Transcribed document page entries:
_ _ _
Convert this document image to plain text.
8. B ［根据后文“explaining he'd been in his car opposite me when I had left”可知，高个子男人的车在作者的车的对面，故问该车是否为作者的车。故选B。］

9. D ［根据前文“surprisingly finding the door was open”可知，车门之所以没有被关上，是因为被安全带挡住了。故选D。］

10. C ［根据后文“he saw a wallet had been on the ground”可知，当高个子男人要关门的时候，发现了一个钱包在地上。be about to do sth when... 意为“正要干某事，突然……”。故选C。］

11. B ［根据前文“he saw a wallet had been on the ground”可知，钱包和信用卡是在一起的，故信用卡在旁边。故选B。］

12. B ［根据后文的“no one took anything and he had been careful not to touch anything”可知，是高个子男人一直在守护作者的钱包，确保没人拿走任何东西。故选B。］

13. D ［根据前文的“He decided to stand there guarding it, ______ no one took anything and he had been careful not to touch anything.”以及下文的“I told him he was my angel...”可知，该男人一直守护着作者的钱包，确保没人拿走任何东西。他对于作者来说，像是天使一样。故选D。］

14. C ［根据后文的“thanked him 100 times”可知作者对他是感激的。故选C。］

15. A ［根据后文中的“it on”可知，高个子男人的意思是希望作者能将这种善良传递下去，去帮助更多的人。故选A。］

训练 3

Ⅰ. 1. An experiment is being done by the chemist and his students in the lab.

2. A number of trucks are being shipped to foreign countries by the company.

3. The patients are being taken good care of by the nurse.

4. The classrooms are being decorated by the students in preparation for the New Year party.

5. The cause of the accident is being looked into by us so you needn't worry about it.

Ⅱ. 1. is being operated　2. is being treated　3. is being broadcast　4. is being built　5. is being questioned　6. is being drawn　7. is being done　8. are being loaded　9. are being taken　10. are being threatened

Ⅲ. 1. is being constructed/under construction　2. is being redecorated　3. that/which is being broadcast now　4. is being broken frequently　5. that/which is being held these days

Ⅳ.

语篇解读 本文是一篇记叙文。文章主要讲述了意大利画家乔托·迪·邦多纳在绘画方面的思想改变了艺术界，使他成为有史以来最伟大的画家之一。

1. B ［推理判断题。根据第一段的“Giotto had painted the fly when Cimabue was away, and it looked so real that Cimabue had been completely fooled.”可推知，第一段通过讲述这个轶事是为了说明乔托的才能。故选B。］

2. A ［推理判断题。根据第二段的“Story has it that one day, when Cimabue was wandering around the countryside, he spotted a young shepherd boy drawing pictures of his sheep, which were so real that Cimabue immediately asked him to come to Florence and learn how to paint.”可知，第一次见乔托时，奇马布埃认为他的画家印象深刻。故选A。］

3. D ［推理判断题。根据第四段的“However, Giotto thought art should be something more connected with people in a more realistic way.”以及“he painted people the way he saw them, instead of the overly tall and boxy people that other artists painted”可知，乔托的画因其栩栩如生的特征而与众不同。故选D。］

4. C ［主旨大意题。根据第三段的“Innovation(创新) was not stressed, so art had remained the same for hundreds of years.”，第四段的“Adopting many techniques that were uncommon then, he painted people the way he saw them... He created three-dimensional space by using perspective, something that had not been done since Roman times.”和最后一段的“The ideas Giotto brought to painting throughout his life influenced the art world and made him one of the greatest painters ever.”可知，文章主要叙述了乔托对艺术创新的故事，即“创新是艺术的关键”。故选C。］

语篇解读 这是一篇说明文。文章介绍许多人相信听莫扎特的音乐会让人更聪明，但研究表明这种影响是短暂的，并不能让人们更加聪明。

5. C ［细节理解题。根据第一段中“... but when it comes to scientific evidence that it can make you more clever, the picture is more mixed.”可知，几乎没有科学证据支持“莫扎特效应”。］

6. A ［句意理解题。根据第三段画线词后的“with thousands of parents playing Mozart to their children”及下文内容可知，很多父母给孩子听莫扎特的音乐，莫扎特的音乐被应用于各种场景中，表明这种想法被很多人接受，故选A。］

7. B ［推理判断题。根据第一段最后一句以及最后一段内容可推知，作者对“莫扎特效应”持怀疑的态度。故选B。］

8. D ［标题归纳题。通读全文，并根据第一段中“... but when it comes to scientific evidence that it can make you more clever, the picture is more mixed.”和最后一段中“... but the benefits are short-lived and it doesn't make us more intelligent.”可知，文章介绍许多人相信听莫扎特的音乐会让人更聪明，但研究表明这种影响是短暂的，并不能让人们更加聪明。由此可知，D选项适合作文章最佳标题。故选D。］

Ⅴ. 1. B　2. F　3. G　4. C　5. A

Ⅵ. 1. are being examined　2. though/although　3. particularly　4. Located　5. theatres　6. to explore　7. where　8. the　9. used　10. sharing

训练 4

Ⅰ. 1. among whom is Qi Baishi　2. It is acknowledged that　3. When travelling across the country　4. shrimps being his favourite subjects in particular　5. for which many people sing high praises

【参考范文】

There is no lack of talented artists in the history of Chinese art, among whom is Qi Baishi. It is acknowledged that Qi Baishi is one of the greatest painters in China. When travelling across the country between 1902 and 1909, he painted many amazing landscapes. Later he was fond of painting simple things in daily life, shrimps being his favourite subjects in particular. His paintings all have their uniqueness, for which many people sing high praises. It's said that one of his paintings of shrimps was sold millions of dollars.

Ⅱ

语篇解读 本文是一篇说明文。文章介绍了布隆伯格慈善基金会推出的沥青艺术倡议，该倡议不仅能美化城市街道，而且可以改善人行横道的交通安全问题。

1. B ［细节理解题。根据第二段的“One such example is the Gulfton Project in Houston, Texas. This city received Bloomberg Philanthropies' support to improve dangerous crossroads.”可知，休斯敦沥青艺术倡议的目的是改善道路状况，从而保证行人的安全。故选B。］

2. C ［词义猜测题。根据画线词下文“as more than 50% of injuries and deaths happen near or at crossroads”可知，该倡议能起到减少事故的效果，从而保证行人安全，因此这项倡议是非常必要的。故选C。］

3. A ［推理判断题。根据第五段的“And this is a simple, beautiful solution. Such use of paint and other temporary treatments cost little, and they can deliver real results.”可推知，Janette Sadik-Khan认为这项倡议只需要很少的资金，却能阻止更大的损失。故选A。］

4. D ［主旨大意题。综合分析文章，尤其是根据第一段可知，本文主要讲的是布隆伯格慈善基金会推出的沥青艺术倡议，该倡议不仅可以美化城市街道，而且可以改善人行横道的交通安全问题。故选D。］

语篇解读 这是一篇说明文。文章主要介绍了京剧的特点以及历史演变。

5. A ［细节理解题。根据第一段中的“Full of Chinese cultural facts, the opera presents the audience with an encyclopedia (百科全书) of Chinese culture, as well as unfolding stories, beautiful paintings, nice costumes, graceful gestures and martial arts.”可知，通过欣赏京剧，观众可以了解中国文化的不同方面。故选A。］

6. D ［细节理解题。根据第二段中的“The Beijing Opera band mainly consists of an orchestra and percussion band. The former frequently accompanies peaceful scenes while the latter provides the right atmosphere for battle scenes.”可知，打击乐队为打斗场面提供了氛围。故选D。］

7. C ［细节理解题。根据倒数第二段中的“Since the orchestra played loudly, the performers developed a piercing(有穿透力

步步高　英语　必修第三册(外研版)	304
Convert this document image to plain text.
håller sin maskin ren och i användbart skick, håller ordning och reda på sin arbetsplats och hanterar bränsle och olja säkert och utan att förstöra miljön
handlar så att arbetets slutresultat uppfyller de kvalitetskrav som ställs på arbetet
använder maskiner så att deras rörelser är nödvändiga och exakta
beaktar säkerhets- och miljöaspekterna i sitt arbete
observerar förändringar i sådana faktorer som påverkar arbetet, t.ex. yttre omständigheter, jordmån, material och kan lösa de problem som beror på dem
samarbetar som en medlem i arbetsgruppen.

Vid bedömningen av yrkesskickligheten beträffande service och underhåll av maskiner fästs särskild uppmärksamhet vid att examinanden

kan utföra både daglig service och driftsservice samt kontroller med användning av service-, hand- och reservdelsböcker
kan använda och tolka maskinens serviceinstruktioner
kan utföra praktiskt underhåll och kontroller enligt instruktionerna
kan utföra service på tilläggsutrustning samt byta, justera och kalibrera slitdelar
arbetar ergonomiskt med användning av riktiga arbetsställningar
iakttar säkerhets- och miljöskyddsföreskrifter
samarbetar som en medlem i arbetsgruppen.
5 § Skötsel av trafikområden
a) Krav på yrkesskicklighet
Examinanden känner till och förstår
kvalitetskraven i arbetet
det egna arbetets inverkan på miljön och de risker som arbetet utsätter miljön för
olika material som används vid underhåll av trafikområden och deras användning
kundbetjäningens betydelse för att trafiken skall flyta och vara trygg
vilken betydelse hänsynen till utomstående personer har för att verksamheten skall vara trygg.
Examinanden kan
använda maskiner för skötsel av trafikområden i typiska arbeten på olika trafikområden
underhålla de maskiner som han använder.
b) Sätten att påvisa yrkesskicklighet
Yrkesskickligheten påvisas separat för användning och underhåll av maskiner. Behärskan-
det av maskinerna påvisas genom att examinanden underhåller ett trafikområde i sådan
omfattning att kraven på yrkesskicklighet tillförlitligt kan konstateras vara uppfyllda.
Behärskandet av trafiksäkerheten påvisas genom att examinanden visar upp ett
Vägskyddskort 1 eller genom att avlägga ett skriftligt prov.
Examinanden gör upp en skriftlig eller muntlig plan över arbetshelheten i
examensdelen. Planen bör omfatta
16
_ _ _
EXERCISE DESCRIPTION:
Wherever the word "这是一篇说明文" appears in the records above, copy that line.

WORKED SOLUTION:
语篇解读 这是一篇说明文。文章介绍许多人相信听莫扎特的音乐会让人更聪明，但研究表明这种影响是短暂的，并不能让人们更加聪明。
语篇解读 这是一篇说明文。文章主要介绍了京剧的特点以及历史演变。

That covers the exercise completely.